- **THE PROBLEM**:
Write the data out again, character for character, with no images.

- **RECORDS SUPPLIED**:
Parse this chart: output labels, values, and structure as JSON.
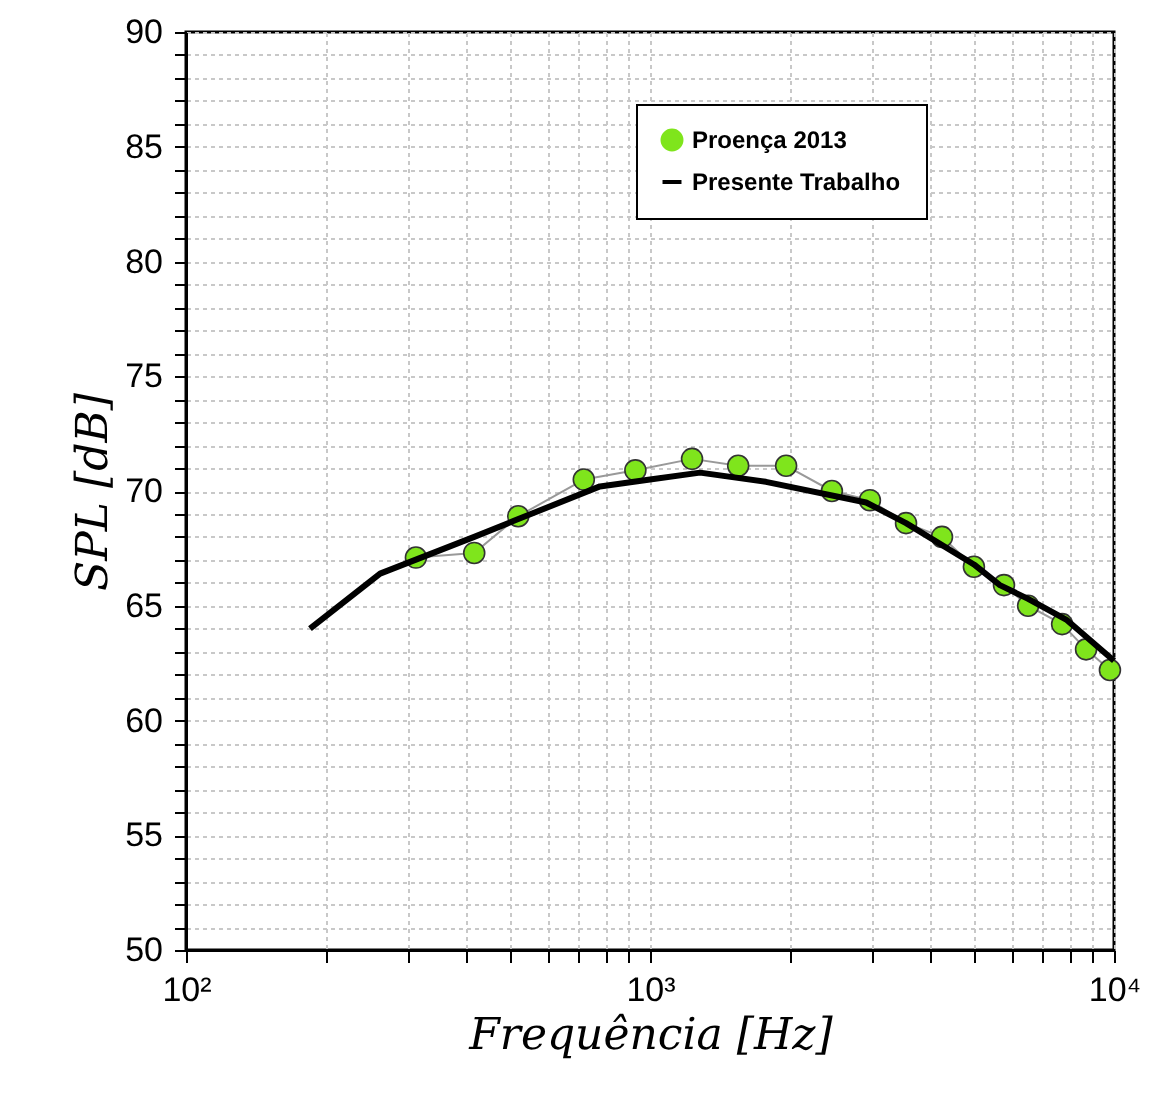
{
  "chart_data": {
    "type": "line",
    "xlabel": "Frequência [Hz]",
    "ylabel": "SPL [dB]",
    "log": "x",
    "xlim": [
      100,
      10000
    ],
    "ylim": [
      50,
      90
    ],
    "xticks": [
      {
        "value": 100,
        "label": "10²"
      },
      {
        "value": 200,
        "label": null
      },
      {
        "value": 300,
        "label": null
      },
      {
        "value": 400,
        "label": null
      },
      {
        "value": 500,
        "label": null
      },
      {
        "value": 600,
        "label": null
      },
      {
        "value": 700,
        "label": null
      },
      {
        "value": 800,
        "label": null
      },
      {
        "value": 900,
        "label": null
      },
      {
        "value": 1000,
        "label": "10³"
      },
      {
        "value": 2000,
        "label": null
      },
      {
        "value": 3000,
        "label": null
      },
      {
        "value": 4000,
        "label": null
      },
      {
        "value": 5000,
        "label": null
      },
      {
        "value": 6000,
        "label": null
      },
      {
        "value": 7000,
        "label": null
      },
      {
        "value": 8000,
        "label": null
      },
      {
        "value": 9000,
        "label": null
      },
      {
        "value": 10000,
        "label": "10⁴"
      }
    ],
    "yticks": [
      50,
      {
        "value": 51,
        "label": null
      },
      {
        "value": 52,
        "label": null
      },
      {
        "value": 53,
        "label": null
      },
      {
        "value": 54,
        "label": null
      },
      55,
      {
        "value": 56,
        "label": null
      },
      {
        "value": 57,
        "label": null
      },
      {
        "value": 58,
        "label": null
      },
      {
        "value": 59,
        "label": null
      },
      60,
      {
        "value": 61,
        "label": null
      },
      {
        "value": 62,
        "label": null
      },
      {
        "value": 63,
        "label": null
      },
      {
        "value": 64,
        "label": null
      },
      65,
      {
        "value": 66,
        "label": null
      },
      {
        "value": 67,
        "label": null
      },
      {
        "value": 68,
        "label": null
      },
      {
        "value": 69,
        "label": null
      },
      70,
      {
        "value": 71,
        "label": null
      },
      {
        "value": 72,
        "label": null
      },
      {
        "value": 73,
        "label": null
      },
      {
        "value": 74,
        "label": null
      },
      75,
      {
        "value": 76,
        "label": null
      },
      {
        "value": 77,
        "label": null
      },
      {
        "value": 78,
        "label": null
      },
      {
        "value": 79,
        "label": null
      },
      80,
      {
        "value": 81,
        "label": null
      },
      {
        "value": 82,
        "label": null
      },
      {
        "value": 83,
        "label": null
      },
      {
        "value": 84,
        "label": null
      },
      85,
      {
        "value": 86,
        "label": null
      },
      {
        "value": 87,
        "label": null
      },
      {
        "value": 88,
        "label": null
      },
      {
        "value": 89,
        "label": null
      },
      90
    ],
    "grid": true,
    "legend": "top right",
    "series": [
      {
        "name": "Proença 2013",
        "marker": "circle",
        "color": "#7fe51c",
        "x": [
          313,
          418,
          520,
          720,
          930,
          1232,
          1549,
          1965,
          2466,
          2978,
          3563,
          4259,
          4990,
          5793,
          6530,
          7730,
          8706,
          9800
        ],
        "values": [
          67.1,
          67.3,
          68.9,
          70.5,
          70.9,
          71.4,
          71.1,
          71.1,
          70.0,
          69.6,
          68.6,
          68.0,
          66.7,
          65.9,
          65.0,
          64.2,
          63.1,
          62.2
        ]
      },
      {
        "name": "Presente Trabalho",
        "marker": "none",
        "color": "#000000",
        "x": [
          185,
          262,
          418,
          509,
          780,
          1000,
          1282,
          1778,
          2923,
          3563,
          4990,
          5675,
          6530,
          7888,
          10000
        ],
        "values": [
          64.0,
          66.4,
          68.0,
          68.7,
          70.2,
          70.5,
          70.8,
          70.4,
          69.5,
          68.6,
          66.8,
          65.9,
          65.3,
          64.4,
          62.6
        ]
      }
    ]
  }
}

- **EXERCISE SOLUTION**:
Parse this chart: output labels, values, and structure as JSON.
{
  "chart_data": {
    "type": "line",
    "xlabel": "Frequência [Hz]",
    "ylabel": "SPL [dB]",
    "log": "x",
    "xlim": [
      100,
      10000
    ],
    "ylim": [
      50,
      90
    ],
    "xticks": [
      {
        "value": 100,
        "label": "10²"
      },
      {
        "value": 200,
        "label": null
      },
      {
        "value": 300,
        "label": null
      },
      {
        "value": 400,
        "label": null
      },
      {
        "value": 500,
        "label": null
      },
      {
        "value": 600,
        "label": null
      },
      {
        "value": 700,
        "label": null
      },
      {
        "value": 800,
        "label": null
      },
      {
        "value": 900,
        "label": null
      },
      {
        "value": 1000,
        "label": "10³"
      },
      {
        "value": 2000,
        "label": null
      },
      {
        "value": 3000,
        "label": null
      },
      {
        "value": 4000,
        "label": null
      },
      {
        "value": 5000,
        "label": null
      },
      {
        "value": 6000,
        "label": null
      },
      {
        "value": 7000,
        "label": null
      },
      {
        "value": 8000,
        "label": null
      },
      {
        "value": 9000,
        "label": null
      },
      {
        "value": 10000,
        "label": "10⁴"
      }
    ],
    "yticks": [
      50,
      {
        "value": 51,
        "label": null
      },
      {
        "value": 52,
        "label": null
      },
      {
        "value": 53,
        "label": null
      },
      {
        "value": 54,
        "label": null
      },
      55,
      {
        "value": 56,
        "label": null
      },
      {
        "value": 57,
        "label": null
      },
      {
        "value": 58,
        "label": null
      },
      {
        "value": 59,
        "label": null
      },
      60,
      {
        "value": 61,
        "label": null
      },
      {
        "value": 62,
        "label": null
      },
      {
        "value": 63,
        "label": null
      },
      {
        "value": 64,
        "label": null
      },
      65,
      {
        "value": 66,
        "label": null
      },
      {
        "value": 67,
        "label": null
      },
      {
        "value": 68,
        "label": null
      },
      {
        "value": 69,
        "label": null
      },
      70,
      {
        "value": 71,
        "label": null
      },
      {
        "value": 72,
        "label": null
      },
      {
        "value": 73,
        "label": null
      },
      {
        "value": 74,
        "label": null
      },
      75,
      {
        "value": 76,
        "label": null
      },
      {
        "value": 77,
        "label": null
      },
      {
        "value": 78,
        "label": null
      },
      {
        "value": 79,
        "label": null
      },
      80,
      {
        "value": 81,
        "label": null
      },
      {
        "value": 82,
        "label": null
      },
      {
        "value": 83,
        "label": null
      },
      {
        "value": 84,
        "label": null
      },
      85,
      {
        "value": 86,
        "label": null
      },
      {
        "value": 87,
        "label": null
      },
      {
        "value": 88,
        "label": null
      },
      {
        "value": 89,
        "label": null
      },
      90
    ],
    "grid": true,
    "legend": "top right",
    "series": [
      {
        "name": "Proença 2013",
        "marker": "circle",
        "color": "#7fe51c",
        "x": [
          313,
          418,
          520,
          720,
          930,
          1232,
          1549,
          1965,
          2466,
          2978,
          3563,
          4259,
          4990,
          5793,
          6530,
          7730,
          8706,
          9800
        ],
        "values": [
          67.1,
          67.3,
          68.9,
          70.5,
          70.9,
          71.4,
          71.1,
          71.1,
          70.0,
          69.6,
          68.6,
          68.0,
          66.7,
          65.9,
          65.0,
          64.2,
          63.1,
          62.2
        ]
      },
      {
        "name": "Presente Trabalho",
        "marker": "none",
        "color": "#000000",
        "x": [
          185,
          262,
          418,
          509,
          780,
          1000,
          1282,
          1778,
          2923,
          3563,
          4990,
          5675,
          6530,
          7888,
          10000
        ],
        "values": [
          64.0,
          66.4,
          68.0,
          68.7,
          70.2,
          70.5,
          70.8,
          70.4,
          69.5,
          68.6,
          66.8,
          65.9,
          65.3,
          64.4,
          62.6
        ]
      }
    ]
  }
}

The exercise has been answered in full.